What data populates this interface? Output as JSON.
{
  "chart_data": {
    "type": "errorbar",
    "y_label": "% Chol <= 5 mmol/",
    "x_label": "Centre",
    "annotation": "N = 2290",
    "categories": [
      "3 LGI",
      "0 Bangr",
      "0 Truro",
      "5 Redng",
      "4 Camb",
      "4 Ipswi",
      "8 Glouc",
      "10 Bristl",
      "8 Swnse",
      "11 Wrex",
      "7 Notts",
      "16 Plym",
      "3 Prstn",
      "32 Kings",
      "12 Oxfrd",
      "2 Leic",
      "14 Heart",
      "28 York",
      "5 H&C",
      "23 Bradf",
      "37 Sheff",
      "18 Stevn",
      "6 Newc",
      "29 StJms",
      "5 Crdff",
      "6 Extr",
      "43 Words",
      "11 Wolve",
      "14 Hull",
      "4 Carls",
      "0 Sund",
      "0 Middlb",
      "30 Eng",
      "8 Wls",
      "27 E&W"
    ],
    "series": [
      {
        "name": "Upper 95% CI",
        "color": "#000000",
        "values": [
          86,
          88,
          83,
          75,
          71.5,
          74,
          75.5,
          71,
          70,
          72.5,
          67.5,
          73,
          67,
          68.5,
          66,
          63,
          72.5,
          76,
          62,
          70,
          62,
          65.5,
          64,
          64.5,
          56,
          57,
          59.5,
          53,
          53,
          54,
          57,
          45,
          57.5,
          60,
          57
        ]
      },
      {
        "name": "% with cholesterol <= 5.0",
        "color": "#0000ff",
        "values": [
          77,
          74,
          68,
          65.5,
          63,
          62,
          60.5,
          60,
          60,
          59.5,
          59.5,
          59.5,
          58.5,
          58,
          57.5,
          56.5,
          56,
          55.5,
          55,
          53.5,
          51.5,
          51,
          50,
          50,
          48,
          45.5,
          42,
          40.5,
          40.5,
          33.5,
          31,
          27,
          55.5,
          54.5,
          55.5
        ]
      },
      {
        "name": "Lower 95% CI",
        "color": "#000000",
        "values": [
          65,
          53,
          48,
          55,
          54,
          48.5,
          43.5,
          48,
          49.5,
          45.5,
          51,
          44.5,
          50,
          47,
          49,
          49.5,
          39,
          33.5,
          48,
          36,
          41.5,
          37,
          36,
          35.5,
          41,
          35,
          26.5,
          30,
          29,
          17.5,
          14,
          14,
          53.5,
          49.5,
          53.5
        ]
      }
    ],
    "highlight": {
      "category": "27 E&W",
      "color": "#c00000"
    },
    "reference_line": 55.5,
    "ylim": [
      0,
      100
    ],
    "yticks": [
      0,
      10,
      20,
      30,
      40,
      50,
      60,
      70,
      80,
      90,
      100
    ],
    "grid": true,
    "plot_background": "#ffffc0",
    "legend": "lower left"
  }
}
= = =
Recopy the entries above in their entirety, exactly.

## RESULT FOR THIS EXERCISE
What data populates this interface? Output as JSON.
{
  "chart_data": {
    "type": "errorbar",
    "y_label": "% Chol <= 5 mmol/",
    "x_label": "Centre",
    "annotation": "N = 2290",
    "categories": [
      "3 LGI",
      "0 Bangr",
      "0 Truro",
      "5 Redng",
      "4 Camb",
      "4 Ipswi",
      "8 Glouc",
      "10 Bristl",
      "8 Swnse",
      "11 Wrex",
      "7 Notts",
      "16 Plym",
      "3 Prstn",
      "32 Kings",
      "12 Oxfrd",
      "2 Leic",
      "14 Heart",
      "28 York",
      "5 H&C",
      "23 Bradf",
      "37 Sheff",
      "18 Stevn",
      "6 Newc",
      "29 StJms",
      "5 Crdff",
      "6 Extr",
      "43 Words",
      "11 Wolve",
      "14 Hull",
      "4 Carls",
      "0 Sund",
      "0 Middlb",
      "30 Eng",
      "8 Wls",
      "27 E&W"
    ],
    "series": [
      {
        "name": "Upper 95% CI",
        "color": "#000000",
        "values": [
          86,
          88,
          83,
          75,
          71.5,
          74,
          75.5,
          71,
          70,
          72.5,
          67.5,
          73,
          67,
          68.5,
          66,
          63,
          72.5,
          76,
          62,
          70,
          62,
          65.5,
          64,
          64.5,
          56,
          57,
          59.5,
          53,
          53,
          54,
          57,
          45,
          57.5,
          60,
          57
        ]
      },
      {
        "name": "% with cholesterol <= 5.0",
        "color": "#0000ff",
        "values": [
          77,
          74,
          68,
          65.5,
          63,
          62,
          60.5,
          60,
          60,
          59.5,
          59.5,
          59.5,
          58.5,
          58,
          57.5,
          56.5,
          56,
          55.5,
          55,
          53.5,
          51.5,
          51,
          50,
          50,
          48,
          45.5,
          42,
          40.5,
          40.5,
          33.5,
          31,
          27,
          55.5,
          54.5,
          55.5
        ]
      },
      {
        "name": "Lower 95% CI",
        "color": "#000000",
        "values": [
          65,
          53,
          48,
          55,
          54,
          48.5,
          43.5,
          48,
          49.5,
          45.5,
          51,
          44.5,
          50,
          47,
          49,
          49.5,
          39,
          33.5,
          48,
          36,
          41.5,
          37,
          36,
          35.5,
          41,
          35,
          26.5,
          30,
          29,
          17.5,
          14,
          14,
          53.5,
          49.5,
          53.5
        ]
      }
    ],
    "highlight": {
      "category": "27 E&W",
      "color": "#c00000"
    },
    "reference_line": 55.5,
    "ylim": [
      0,
      100
    ],
    "yticks": [
      0,
      10,
      20,
      30,
      40,
      50,
      60,
      70,
      80,
      90,
      100
    ],
    "grid": true,
    "plot_background": "#ffffc0",
    "legend": "lower left"
  }
}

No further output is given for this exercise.